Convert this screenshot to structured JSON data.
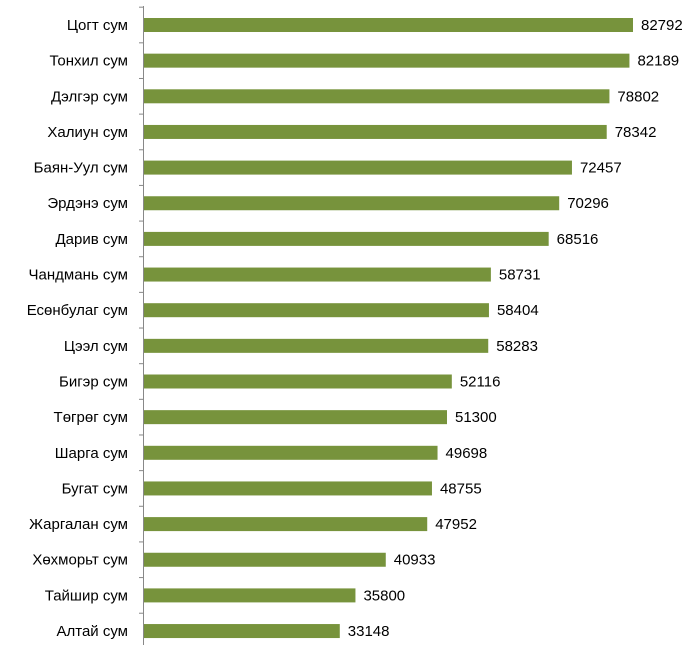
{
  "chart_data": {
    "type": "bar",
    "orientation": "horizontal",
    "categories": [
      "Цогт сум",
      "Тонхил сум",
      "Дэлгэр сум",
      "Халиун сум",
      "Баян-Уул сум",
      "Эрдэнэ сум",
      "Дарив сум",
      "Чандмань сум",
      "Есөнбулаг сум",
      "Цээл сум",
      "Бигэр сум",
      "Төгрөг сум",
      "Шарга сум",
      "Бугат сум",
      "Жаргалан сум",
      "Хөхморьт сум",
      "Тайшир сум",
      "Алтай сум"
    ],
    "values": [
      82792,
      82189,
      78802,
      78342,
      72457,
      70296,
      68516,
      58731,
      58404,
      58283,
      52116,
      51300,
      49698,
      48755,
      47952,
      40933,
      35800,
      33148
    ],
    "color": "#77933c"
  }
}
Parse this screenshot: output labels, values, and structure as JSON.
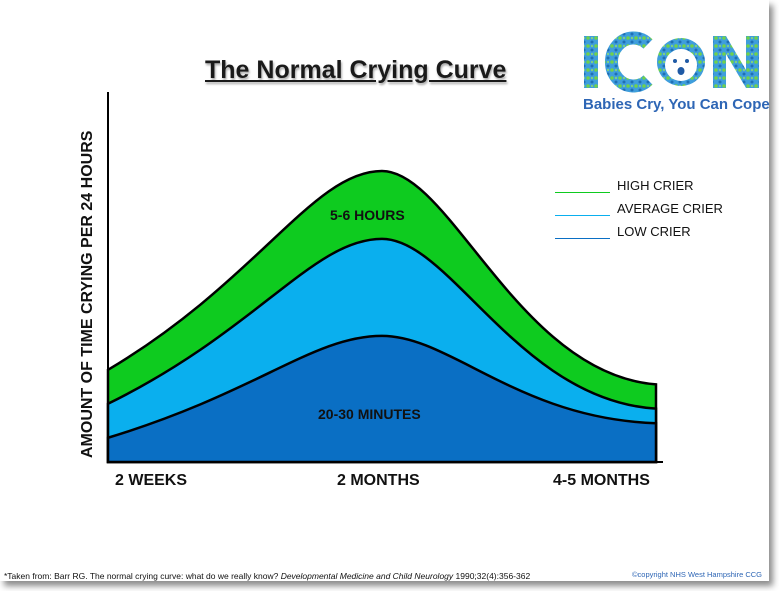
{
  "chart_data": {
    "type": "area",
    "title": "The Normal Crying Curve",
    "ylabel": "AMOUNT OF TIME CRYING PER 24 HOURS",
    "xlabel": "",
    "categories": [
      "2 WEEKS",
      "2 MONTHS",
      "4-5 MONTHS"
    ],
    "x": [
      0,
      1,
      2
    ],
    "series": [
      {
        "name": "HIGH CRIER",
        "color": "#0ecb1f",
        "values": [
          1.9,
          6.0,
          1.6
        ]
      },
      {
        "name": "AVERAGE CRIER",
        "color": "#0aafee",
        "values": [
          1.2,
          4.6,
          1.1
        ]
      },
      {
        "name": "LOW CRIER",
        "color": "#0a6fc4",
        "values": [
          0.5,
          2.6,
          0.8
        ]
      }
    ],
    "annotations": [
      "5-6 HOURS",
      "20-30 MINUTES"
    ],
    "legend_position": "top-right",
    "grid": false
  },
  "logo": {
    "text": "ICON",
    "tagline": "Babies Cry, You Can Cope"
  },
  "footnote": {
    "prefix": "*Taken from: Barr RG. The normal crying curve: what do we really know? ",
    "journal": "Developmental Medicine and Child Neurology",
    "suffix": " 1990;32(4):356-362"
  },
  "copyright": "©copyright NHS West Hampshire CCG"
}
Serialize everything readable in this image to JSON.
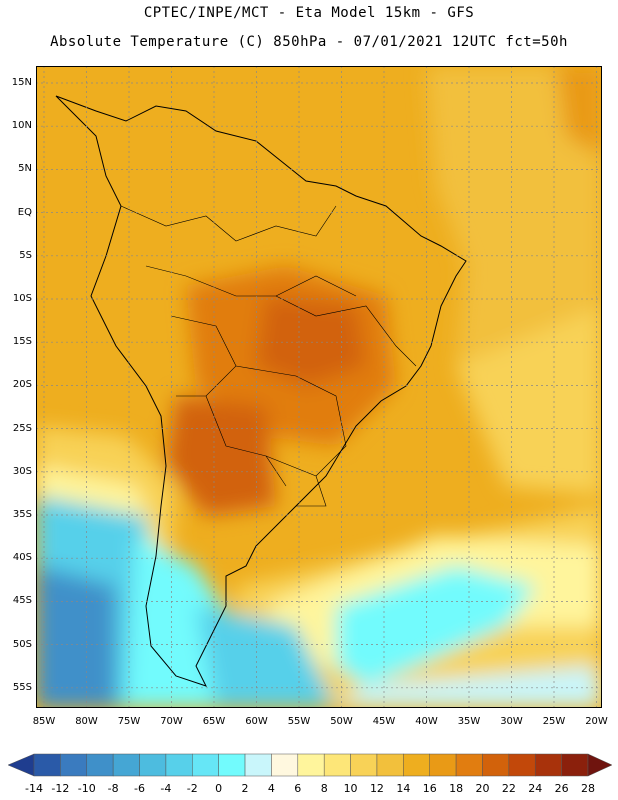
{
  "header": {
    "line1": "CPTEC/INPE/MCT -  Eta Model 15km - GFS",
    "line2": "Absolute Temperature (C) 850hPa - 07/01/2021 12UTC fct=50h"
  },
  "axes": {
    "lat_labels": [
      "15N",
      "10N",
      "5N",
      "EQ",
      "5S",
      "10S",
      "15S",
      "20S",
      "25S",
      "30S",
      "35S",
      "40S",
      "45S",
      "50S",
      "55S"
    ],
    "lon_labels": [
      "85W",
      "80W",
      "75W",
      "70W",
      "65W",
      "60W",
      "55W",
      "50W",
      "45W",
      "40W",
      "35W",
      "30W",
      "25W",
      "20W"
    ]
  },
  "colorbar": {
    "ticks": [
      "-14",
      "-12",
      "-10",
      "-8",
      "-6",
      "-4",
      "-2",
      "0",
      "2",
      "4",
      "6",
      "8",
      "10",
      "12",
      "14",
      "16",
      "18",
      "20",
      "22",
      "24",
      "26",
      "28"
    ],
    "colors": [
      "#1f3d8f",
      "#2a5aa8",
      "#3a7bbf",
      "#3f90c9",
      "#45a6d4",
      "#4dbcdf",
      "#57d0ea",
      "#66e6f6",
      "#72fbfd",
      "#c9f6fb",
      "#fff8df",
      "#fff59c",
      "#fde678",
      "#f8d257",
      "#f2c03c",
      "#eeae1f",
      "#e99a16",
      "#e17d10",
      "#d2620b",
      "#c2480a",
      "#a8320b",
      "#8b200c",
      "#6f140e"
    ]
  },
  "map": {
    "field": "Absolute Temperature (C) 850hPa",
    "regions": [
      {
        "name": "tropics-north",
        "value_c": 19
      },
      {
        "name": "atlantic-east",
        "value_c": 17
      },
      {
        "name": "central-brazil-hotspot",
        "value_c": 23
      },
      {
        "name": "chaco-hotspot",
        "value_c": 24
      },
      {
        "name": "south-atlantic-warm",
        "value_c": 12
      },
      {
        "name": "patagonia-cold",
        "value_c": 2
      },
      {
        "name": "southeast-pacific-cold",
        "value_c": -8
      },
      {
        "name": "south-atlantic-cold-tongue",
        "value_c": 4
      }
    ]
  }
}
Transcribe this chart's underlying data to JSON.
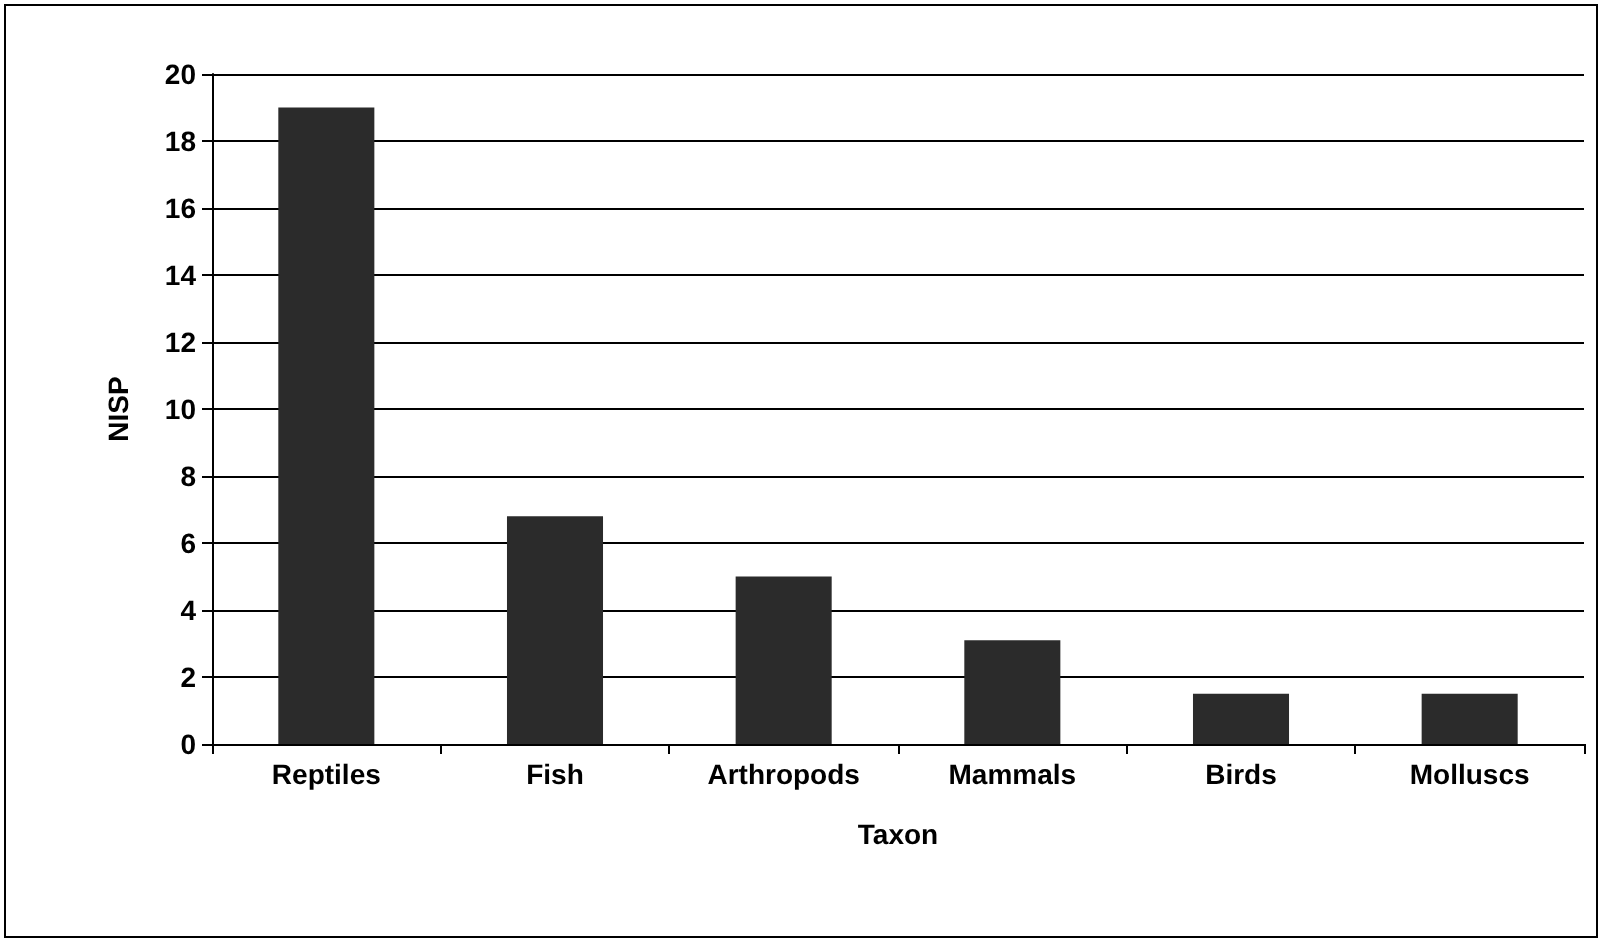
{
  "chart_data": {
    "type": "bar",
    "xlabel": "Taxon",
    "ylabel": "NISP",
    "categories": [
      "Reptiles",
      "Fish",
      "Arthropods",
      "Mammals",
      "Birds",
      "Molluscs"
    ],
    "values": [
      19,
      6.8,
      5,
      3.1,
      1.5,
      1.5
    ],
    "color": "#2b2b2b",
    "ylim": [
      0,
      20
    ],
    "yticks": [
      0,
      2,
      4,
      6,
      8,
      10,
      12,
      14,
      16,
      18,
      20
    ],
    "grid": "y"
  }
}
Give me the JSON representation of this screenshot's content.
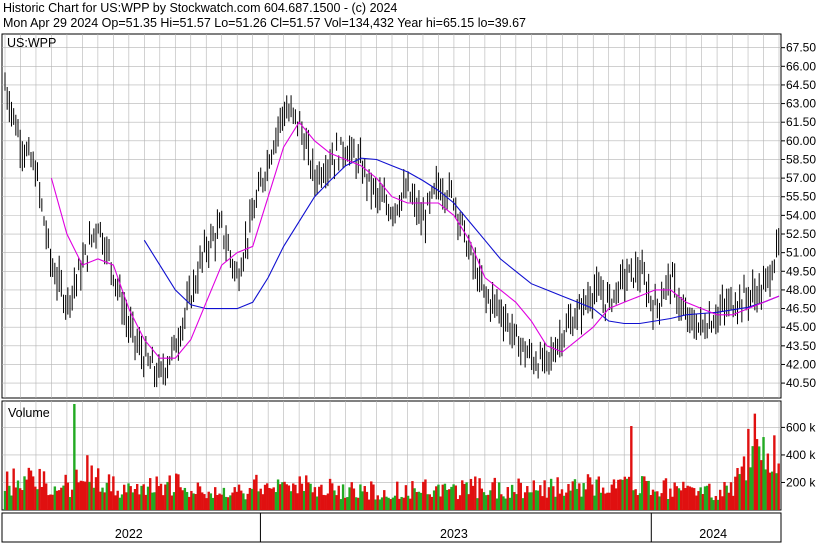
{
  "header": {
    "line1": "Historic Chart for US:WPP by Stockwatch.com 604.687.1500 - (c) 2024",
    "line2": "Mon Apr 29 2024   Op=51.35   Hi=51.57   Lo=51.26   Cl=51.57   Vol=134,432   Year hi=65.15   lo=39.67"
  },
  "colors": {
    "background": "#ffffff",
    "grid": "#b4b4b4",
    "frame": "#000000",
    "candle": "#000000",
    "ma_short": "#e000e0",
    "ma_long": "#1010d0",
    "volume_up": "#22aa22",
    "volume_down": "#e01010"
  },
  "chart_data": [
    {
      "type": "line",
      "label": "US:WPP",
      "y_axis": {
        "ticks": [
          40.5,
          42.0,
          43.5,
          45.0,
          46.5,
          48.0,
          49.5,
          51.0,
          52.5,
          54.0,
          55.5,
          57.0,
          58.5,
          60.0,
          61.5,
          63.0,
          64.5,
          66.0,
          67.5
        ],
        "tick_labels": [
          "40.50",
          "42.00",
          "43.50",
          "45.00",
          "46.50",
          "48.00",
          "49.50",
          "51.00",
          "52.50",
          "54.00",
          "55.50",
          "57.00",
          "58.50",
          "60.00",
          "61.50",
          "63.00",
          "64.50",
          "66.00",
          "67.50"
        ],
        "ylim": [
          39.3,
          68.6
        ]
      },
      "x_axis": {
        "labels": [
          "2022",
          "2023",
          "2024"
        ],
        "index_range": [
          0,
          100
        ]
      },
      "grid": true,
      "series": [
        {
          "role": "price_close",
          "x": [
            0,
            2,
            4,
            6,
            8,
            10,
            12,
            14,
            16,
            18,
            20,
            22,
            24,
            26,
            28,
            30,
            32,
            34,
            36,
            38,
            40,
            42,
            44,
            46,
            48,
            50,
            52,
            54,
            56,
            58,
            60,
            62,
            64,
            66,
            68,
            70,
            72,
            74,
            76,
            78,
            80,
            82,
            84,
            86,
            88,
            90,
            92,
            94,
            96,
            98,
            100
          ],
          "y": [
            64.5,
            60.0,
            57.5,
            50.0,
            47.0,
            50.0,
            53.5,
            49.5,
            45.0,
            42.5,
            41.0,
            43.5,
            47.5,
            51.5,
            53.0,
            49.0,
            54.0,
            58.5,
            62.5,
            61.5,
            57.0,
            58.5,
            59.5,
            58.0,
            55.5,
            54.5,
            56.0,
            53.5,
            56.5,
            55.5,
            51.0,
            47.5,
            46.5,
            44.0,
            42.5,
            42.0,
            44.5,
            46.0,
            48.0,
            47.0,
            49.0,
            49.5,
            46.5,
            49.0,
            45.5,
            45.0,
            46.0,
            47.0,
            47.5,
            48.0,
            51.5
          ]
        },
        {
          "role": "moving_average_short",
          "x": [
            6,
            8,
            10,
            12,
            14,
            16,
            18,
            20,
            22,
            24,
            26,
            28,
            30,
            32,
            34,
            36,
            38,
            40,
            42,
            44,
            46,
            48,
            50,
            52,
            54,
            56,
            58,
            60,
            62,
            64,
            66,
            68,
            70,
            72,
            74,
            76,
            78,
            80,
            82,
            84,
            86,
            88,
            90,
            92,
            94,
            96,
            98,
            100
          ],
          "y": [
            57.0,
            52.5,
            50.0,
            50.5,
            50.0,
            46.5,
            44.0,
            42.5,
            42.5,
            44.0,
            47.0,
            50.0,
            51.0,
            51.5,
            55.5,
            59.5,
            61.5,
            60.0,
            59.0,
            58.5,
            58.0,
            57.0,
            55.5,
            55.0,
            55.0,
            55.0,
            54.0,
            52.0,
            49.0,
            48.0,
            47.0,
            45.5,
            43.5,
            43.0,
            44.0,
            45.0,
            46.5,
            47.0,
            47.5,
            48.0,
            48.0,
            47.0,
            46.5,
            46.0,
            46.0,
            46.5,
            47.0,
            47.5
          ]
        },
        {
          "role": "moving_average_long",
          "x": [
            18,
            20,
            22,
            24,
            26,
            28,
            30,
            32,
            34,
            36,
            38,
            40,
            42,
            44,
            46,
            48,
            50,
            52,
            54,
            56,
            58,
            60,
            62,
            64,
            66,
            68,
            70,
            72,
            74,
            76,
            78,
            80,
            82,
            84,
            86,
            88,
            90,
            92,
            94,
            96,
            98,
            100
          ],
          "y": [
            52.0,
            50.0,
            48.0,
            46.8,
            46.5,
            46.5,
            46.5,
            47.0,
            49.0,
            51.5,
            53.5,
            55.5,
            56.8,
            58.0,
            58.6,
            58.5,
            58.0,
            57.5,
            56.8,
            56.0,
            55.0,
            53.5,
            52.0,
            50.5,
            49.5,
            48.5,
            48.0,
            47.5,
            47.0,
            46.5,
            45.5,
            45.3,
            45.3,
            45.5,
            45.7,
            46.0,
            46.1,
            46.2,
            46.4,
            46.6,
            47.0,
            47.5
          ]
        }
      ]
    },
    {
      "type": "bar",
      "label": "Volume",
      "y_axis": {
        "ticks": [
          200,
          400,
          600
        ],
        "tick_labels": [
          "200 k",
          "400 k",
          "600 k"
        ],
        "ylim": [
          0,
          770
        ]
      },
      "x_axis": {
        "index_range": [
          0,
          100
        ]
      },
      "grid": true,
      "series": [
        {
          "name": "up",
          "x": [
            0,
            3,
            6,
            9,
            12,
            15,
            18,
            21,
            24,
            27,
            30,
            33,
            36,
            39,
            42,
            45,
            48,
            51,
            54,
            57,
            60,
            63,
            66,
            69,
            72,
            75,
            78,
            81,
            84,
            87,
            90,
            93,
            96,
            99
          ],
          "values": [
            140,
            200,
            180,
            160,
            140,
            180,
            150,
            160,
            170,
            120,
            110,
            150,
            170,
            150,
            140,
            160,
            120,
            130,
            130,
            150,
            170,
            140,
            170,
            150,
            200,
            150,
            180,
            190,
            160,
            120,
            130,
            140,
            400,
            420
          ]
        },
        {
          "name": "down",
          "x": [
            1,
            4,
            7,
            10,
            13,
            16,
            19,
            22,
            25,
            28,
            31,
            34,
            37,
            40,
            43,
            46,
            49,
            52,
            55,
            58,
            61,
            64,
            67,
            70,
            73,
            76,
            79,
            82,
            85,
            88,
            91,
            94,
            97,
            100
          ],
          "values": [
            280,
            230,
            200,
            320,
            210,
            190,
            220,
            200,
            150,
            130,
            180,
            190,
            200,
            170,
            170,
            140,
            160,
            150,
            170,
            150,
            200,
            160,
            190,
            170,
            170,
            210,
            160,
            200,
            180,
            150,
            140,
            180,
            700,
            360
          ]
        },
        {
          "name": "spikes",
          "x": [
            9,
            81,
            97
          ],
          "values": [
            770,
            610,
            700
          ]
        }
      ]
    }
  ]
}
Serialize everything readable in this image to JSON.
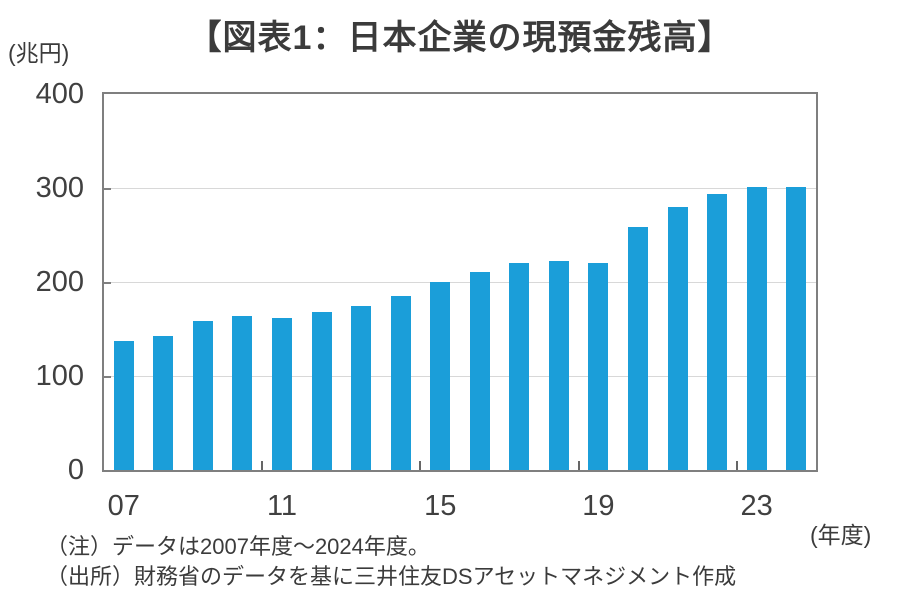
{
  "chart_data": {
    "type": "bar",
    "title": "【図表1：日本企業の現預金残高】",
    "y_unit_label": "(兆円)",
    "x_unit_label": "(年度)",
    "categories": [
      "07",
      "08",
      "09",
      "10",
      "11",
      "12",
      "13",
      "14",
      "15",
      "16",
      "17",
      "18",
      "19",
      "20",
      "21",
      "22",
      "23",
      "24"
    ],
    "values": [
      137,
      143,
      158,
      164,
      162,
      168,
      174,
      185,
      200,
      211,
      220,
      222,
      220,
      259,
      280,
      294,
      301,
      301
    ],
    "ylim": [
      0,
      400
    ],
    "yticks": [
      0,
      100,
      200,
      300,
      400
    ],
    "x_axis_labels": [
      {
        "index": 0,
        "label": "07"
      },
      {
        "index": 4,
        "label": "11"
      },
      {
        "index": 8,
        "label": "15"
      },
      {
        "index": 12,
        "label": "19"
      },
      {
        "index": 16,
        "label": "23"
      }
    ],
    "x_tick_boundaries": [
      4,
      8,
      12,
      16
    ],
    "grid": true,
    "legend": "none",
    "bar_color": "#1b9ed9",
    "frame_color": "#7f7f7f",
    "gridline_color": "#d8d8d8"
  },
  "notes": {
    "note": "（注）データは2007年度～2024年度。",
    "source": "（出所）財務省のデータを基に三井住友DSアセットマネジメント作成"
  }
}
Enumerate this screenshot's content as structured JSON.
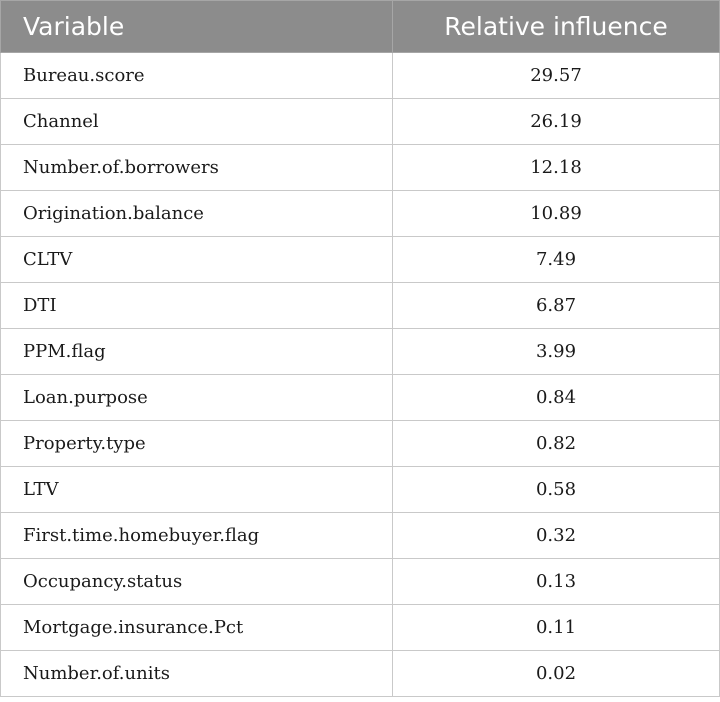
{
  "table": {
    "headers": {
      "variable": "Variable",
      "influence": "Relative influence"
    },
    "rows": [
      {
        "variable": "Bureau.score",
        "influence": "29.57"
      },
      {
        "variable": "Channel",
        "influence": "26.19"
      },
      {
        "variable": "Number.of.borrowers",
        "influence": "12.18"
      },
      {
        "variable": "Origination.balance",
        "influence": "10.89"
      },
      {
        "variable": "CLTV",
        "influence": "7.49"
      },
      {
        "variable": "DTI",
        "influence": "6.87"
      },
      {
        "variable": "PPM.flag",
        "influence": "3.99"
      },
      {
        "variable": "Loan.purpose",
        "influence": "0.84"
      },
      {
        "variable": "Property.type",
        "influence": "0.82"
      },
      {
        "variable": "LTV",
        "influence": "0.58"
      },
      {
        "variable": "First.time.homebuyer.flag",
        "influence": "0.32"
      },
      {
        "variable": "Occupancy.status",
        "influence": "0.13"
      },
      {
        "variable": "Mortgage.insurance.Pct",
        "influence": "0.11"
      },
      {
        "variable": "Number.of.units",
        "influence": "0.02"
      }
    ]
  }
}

•••••

→ WORK REQUIRED:
How many lines in the records hold the string "atlantic"? Reply with the number alone.

→ FINAL RESULT:
3